Task objective: Scan the listing below. Report each line that includes "Reserved".

Data for processing:
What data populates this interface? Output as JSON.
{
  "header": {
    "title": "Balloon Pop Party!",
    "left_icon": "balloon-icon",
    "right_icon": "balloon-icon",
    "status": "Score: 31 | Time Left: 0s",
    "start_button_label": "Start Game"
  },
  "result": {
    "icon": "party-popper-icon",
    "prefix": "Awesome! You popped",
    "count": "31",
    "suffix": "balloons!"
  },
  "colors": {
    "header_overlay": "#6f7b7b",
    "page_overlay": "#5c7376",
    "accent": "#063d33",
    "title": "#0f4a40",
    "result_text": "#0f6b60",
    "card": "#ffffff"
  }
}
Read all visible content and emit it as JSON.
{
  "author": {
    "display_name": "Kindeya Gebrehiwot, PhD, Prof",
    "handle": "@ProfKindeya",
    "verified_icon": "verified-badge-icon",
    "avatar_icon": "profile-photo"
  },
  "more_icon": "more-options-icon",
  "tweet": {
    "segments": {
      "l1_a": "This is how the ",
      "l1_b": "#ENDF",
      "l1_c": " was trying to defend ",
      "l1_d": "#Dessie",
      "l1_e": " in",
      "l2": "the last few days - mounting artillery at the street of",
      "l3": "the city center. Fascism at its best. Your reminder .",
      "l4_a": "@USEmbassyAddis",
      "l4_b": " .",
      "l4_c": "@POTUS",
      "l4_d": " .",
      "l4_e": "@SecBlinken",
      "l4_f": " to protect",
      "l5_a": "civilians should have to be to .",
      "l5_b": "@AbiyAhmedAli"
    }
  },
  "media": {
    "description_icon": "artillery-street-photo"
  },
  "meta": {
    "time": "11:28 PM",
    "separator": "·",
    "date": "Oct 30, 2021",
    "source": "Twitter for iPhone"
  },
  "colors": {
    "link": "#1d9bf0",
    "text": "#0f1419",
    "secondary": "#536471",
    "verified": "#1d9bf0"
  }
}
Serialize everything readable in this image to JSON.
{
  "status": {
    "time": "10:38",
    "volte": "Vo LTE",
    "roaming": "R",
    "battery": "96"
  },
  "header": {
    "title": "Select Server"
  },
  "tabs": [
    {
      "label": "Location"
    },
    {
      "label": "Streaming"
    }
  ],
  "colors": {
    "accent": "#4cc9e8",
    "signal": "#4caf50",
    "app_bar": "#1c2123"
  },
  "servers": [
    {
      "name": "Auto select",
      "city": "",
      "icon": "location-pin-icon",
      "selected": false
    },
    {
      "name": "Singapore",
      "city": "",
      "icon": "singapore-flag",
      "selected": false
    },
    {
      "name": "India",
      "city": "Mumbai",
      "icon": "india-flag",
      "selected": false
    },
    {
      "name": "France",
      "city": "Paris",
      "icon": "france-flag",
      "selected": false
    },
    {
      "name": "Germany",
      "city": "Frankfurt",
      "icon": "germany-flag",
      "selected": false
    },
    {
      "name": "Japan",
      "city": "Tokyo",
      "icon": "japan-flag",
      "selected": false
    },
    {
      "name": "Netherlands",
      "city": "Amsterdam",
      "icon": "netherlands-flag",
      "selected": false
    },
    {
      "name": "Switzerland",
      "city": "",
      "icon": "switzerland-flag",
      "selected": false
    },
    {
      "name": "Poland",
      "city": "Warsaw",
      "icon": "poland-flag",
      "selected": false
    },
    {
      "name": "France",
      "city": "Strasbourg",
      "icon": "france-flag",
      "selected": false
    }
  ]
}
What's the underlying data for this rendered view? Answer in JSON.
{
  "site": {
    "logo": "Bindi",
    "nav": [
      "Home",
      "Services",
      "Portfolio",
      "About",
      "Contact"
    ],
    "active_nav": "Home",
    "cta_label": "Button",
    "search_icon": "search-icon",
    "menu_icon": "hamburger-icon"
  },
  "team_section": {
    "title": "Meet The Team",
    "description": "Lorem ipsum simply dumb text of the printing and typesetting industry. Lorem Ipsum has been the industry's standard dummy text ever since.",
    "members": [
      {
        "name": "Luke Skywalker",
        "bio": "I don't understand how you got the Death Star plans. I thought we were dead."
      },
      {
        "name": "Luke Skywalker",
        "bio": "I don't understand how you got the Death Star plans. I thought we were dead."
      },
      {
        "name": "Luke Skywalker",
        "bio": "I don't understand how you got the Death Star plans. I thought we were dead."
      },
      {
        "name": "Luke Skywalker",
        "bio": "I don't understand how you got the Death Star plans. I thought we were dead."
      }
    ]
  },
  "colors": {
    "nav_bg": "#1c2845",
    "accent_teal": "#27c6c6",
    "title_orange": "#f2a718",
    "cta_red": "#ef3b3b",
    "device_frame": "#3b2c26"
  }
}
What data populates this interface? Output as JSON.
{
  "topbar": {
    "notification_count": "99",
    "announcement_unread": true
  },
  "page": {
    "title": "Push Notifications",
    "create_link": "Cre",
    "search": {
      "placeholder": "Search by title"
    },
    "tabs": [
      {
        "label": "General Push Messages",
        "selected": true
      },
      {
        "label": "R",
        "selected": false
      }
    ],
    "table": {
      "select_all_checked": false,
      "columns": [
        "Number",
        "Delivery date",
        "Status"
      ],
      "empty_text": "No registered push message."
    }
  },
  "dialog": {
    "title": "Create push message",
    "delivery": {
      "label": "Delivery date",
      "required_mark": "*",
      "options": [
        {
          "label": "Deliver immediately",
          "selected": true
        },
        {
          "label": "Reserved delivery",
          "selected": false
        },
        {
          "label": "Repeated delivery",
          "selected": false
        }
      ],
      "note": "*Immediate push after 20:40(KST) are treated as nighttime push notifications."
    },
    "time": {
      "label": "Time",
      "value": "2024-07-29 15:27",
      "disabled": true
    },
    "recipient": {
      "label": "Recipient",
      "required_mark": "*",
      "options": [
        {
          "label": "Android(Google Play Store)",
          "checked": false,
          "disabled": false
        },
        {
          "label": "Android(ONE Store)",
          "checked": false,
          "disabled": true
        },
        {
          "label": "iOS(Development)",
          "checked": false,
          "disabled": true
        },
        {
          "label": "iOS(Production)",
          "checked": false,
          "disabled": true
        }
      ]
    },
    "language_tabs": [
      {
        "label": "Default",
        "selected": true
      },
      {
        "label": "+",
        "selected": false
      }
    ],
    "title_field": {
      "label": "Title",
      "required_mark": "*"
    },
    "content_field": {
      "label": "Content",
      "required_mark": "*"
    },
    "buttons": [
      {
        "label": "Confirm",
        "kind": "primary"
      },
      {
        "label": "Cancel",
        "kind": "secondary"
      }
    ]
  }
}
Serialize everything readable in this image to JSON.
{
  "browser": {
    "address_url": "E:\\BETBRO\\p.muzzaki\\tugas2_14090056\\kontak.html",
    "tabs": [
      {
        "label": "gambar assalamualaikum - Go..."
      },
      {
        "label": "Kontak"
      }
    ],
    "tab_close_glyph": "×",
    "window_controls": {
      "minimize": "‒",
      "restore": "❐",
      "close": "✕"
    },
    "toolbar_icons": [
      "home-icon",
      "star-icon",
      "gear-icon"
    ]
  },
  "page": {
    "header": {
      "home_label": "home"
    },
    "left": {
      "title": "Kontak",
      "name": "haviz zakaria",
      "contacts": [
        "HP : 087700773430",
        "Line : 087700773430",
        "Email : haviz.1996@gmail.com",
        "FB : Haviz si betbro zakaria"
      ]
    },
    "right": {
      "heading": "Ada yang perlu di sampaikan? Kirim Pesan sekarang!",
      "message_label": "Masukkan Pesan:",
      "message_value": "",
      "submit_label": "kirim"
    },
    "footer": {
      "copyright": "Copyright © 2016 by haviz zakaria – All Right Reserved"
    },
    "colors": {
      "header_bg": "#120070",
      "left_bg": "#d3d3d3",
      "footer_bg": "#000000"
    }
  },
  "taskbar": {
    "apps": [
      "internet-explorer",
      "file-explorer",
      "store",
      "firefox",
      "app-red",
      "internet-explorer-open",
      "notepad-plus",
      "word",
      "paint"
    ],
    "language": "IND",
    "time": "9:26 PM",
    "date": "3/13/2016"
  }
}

Result of the task:
          "label": "Reserved delivery",
      "copyright": "Copyright © 2016 by haviz zakaria – All Right Reserved"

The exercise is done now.